PROBLEM DETAILS. Collect every line that includes the string "phần".

Extracted records:
— Start —
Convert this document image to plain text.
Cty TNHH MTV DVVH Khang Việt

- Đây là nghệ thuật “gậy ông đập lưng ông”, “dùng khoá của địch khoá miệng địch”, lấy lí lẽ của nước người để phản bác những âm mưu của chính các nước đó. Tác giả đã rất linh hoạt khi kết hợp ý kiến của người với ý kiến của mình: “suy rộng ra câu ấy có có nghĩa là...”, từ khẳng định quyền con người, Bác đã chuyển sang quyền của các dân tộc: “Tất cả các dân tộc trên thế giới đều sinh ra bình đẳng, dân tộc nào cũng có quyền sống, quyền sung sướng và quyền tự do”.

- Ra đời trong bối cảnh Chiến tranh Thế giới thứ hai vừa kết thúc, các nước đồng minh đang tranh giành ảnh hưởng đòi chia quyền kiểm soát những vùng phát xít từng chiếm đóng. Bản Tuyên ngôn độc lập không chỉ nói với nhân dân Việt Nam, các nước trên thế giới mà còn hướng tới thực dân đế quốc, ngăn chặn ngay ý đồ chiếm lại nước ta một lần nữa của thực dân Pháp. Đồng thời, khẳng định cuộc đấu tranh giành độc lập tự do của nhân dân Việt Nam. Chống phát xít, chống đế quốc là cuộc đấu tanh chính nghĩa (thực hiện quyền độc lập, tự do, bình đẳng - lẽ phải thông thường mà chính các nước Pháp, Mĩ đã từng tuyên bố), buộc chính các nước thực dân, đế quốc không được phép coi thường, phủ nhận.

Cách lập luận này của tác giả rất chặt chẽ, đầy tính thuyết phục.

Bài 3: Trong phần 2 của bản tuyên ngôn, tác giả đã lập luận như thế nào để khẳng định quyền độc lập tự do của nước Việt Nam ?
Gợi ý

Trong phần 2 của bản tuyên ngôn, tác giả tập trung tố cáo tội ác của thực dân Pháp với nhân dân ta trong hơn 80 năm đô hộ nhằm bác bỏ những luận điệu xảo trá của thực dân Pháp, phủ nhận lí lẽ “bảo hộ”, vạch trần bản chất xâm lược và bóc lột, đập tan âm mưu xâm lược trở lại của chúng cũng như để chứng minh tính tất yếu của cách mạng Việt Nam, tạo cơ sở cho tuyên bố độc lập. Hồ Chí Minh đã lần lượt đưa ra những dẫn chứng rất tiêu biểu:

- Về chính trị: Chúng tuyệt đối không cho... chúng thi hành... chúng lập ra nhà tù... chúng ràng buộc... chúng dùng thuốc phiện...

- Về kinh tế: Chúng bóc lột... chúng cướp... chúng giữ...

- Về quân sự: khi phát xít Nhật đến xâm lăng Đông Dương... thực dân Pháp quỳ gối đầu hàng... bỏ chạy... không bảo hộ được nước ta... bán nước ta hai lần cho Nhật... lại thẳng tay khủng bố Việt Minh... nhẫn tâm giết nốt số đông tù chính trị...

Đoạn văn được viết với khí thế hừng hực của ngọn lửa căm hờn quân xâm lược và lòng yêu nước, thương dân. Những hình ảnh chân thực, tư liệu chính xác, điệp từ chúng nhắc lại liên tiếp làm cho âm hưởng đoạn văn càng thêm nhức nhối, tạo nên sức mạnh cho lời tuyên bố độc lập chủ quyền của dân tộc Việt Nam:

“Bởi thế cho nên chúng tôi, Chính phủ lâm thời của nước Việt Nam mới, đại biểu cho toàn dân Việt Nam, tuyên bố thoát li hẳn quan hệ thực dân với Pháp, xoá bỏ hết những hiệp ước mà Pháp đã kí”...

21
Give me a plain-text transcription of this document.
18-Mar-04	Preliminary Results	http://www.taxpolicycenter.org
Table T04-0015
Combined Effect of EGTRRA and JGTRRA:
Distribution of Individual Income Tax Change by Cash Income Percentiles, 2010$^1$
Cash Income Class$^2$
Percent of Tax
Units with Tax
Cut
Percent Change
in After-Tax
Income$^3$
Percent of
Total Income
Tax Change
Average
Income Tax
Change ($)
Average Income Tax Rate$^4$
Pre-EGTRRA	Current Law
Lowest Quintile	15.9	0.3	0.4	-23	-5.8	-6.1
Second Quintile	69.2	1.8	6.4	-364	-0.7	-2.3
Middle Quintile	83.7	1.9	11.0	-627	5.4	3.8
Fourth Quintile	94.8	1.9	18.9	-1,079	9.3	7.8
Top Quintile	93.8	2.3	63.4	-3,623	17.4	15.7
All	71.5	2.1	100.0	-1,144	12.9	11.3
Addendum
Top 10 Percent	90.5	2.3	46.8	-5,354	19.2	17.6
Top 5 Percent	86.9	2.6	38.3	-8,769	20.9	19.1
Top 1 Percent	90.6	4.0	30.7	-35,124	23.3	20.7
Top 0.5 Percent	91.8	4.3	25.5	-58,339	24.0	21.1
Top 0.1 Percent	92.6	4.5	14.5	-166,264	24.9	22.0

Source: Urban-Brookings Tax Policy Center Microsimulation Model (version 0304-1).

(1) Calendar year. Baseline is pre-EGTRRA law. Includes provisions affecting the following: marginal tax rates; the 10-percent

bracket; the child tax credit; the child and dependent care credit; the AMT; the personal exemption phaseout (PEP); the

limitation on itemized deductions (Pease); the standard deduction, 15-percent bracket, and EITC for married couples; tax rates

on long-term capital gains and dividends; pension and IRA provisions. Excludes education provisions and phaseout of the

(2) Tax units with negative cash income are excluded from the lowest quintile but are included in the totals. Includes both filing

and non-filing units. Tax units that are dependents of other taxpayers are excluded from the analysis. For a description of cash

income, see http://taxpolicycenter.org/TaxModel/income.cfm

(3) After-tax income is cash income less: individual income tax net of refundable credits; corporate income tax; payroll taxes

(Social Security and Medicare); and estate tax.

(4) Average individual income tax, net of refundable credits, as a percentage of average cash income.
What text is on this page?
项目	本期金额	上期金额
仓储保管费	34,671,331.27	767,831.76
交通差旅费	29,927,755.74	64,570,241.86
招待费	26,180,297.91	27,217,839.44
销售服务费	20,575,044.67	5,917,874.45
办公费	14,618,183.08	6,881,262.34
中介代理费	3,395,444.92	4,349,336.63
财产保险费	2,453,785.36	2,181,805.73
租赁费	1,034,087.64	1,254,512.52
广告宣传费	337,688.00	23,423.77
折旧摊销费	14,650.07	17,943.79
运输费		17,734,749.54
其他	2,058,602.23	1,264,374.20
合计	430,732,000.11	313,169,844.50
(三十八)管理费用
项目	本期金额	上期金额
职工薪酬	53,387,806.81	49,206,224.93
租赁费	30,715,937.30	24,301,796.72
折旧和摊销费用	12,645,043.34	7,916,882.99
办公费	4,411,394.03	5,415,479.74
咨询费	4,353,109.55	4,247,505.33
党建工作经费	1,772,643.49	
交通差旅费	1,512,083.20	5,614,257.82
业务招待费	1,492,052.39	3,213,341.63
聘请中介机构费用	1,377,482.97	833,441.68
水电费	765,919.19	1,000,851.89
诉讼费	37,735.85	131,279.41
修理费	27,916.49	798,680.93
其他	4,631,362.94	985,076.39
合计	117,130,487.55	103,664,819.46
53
— End —
TASK ANSWER.
Bài 3: Trong phần 2 của bản tuyên ngôn, tác giả đã lập luận như thế nào để khẳng định quyền độc lập tự do của nước Việt Nam ?
Trong phần 2 của bản tuyên ngôn, tác giả tập trung tố cáo tội ác của thực dân Pháp với nhân dân ta trong hơn 80 năm đô hộ nhằm bác bỏ những luận điệu xảo trá của thực dân Pháp, phủ nhận lí lẽ “bảo hộ”, vạch trần bản chất xâm lược và bóc lột, đập tan âm mưu xâm lược trở lại của chúng cũng như để chứng minh tính tất yếu của cách mạng Việt Nam, tạo cơ sở cho tuyên bố độc lập. Hồ Chí Minh đã lần lượt đưa ra những dẫn chứng rất tiêu biểu:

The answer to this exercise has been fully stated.